** START OF Dataset rows **
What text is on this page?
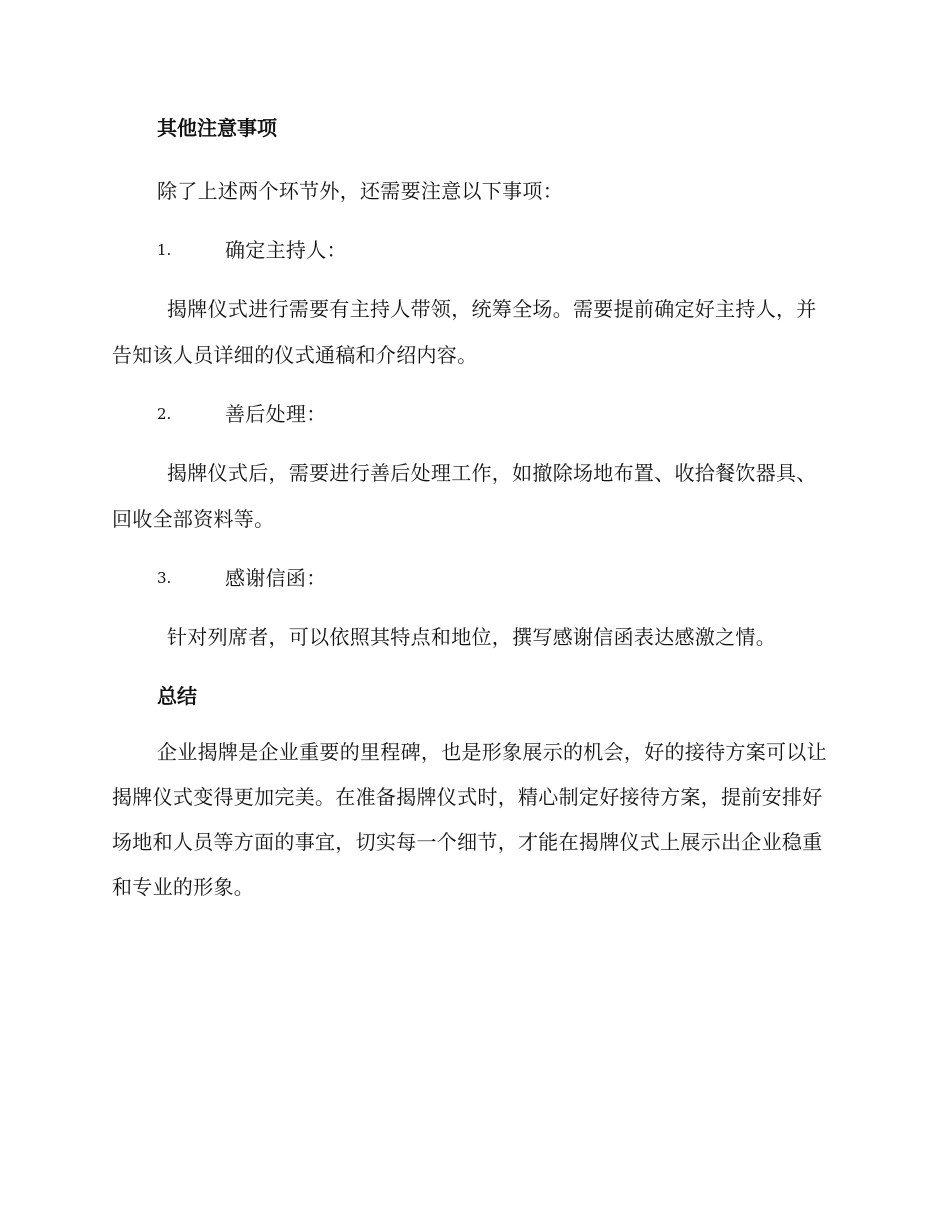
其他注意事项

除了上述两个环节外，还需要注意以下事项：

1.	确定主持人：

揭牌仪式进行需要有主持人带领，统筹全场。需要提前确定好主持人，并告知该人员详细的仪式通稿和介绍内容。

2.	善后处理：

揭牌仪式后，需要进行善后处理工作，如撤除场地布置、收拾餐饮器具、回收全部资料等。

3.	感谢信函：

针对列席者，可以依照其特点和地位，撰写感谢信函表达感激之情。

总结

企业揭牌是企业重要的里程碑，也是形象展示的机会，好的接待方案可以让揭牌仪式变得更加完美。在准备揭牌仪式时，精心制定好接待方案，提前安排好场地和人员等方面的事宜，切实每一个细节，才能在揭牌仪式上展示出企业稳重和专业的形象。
** END OF Dataset rows **
** START OF Dataset rows **
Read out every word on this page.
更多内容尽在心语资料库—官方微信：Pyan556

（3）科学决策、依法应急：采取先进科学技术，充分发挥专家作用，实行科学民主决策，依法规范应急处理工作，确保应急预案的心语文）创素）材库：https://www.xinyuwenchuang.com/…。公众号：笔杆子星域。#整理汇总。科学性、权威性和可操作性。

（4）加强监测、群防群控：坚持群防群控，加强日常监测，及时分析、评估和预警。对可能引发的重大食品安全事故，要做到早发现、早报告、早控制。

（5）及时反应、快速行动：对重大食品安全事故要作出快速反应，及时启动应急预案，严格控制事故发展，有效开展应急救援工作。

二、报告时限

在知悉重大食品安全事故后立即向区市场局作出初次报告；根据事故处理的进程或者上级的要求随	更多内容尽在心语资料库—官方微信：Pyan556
** END OF Dataset rows **
** START OF Dataset rows **
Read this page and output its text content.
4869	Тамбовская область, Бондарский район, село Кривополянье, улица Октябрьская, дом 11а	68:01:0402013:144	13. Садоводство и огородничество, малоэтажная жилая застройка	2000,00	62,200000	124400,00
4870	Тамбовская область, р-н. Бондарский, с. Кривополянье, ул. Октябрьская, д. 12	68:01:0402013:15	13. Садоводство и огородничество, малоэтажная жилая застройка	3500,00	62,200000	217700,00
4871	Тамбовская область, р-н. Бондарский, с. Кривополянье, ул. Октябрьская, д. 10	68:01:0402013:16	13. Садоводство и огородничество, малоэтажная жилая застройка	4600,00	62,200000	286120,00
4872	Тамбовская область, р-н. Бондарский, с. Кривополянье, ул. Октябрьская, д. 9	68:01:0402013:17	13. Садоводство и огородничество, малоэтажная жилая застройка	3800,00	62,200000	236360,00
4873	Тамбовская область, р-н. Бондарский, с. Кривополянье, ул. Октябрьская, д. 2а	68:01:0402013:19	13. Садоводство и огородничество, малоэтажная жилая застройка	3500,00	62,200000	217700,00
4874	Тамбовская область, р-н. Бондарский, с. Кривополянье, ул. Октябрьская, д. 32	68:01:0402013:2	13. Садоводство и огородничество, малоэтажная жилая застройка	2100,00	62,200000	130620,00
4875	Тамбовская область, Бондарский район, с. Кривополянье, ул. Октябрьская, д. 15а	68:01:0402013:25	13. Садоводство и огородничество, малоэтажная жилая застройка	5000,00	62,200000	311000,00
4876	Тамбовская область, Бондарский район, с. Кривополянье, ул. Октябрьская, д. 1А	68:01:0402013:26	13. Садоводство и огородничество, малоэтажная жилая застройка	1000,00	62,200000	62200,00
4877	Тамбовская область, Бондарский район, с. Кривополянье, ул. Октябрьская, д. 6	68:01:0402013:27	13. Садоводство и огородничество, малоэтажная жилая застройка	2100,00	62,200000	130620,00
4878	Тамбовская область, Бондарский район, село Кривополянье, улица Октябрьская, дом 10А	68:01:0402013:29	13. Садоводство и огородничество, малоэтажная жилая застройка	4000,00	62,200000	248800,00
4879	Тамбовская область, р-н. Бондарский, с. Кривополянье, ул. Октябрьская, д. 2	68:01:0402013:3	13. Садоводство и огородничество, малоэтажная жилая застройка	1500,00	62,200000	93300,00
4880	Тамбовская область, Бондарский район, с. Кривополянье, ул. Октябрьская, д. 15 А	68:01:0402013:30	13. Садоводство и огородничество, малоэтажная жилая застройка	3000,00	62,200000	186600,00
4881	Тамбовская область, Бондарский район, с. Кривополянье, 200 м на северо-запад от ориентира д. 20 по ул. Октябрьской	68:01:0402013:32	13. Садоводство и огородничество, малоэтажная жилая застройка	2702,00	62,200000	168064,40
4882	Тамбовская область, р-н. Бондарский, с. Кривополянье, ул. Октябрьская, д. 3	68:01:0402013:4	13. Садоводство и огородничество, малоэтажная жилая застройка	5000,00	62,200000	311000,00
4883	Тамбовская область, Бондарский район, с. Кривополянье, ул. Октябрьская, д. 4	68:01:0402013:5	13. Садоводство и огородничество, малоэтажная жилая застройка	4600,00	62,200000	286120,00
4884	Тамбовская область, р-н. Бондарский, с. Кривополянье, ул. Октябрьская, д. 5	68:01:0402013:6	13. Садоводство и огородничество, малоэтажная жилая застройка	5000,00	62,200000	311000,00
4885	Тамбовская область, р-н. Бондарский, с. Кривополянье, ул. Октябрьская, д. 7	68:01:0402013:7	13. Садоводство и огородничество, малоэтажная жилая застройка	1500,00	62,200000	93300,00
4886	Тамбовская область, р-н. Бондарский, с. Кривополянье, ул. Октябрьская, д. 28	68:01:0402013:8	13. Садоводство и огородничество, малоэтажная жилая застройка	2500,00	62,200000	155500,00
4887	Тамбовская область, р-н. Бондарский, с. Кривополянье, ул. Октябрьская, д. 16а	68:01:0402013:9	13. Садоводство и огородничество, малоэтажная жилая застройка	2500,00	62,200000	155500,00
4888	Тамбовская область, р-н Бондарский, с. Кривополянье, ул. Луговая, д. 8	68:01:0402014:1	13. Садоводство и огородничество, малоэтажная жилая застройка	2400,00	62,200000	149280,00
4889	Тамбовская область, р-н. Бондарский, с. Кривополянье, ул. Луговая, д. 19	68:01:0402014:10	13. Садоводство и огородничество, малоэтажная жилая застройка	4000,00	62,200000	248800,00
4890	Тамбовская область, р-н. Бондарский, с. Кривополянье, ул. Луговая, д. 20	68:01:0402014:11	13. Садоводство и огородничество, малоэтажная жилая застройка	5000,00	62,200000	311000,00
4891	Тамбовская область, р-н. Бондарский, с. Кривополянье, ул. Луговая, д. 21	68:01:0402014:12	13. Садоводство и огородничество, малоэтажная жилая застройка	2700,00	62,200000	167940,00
** END OF Dataset rows **
#### Request
Among the lines of the material above, how many include the string "Read"? Report only that number.

#### Answer to the task
2